▸ Task directions: Gather every line holding the string "неделю".

▸ Material shown:
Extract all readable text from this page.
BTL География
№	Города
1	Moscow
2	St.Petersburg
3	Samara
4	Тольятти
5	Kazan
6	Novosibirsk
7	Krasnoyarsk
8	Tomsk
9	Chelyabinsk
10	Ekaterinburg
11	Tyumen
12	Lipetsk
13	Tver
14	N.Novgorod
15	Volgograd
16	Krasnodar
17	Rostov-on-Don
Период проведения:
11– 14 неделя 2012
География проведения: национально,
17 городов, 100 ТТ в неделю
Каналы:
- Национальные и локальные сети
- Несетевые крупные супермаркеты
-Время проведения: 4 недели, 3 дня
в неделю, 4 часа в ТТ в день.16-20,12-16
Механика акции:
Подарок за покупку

▸ Result:
17 городов, 100 ТТ в неделю
в неделю, 4 часа в ТТ в день.16-20,12-16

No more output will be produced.